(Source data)
_ _ _ _ _

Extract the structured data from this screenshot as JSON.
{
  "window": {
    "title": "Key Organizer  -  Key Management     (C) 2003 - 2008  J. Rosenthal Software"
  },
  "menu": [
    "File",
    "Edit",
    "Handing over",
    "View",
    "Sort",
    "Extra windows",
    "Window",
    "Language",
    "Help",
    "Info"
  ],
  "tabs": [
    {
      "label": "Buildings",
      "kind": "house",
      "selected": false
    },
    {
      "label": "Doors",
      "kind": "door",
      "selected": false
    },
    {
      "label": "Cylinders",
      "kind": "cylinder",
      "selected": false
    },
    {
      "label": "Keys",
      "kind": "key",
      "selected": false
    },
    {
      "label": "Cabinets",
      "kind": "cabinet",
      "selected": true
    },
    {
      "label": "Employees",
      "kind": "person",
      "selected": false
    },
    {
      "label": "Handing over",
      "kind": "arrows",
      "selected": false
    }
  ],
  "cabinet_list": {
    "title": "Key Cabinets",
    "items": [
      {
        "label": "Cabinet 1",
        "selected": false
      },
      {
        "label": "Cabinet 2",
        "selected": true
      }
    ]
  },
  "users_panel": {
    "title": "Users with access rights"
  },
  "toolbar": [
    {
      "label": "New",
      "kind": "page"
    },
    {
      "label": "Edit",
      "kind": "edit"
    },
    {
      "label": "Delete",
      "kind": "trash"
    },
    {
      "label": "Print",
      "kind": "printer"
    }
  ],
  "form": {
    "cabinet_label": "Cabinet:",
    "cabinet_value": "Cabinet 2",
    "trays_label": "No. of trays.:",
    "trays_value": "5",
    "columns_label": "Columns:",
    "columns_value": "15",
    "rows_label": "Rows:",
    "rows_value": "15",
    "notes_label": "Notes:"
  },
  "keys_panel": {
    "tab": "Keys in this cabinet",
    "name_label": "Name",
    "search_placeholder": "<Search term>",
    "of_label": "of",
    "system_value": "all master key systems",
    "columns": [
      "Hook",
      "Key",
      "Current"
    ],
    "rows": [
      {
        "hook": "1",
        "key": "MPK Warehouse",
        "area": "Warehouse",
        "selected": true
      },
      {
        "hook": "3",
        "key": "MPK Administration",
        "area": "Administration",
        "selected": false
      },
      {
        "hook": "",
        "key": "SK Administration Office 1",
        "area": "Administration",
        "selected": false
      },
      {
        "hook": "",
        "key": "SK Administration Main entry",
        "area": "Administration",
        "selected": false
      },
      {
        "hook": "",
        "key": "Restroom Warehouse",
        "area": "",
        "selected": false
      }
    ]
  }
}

_ _ _ _ _

*Written exercise*.
All of the records must be retyped exactly as they are.

*The completed task*.
Extract the structured data from this screenshot as JSON.
{
  "window": {
    "title": "Key Organizer  -  Key Management     (C) 2003 - 2008  J. Rosenthal Software"
  },
  "menu": [
    "File",
    "Edit",
    "Handing over",
    "View",
    "Sort",
    "Extra windows",
    "Window",
    "Language",
    "Help",
    "Info"
  ],
  "tabs": [
    {
      "label": "Buildings",
      "kind": "house",
      "selected": false
    },
    {
      "label": "Doors",
      "kind": "door",
      "selected": false
    },
    {
      "label": "Cylinders",
      "kind": "cylinder",
      "selected": false
    },
    {
      "label": "Keys",
      "kind": "key",
      "selected": false
    },
    {
      "label": "Cabinets",
      "kind": "cabinet",
      "selected": true
    },
    {
      "label": "Employees",
      "kind": "person",
      "selected": false
    },
    {
      "label": "Handing over",
      "kind": "arrows",
      "selected": false
    }
  ],
  "cabinet_list": {
    "title": "Key Cabinets",
    "items": [
      {
        "label": "Cabinet 1",
        "selected": false
      },
      {
        "label": "Cabinet 2",
        "selected": true
      }
    ]
  },
  "users_panel": {
    "title": "Users with access rights"
  },
  "toolbar": [
    {
      "label": "New",
      "kind": "page"
    },
    {
      "label": "Edit",
      "kind": "edit"
    },
    {
      "label": "Delete",
      "kind": "trash"
    },
    {
      "label": "Print",
      "kind": "printer"
    }
  ],
  "form": {
    "cabinet_label": "Cabinet:",
    "cabinet_value": "Cabinet 2",
    "trays_label": "No. of trays.:",
    "trays_value": "5",
    "columns_label": "Columns:",
    "columns_value": "15",
    "rows_label": "Rows:",
    "rows_value": "15",
    "notes_label": "Notes:"
  },
  "keys_panel": {
    "tab": "Keys in this cabinet",
    "name_label": "Name",
    "search_placeholder": "<Search term>",
    "of_label": "of",
    "system_value": "all master key systems",
    "columns": [
      "Hook",
      "Key",
      "Current"
    ],
    "rows": [
      {
        "hook": "1",
        "key": "MPK Warehouse",
        "area": "Warehouse",
        "selected": true
      },
      {
        "hook": "3",
        "key": "MPK Administration",
        "area": "Administration",
        "selected": false
      },
      {
        "hook": "",
        "key": "SK Administration Office 1",
        "area": "Administration",
        "selected": false
      },
      {
        "hook": "",
        "key": "SK Administration Main entry",
        "area": "Administration",
        "selected": false
      },
      {
        "hook": "",
        "key": "Restroom Warehouse",
        "area": "",
        "selected": false
      }
    ]
  }
}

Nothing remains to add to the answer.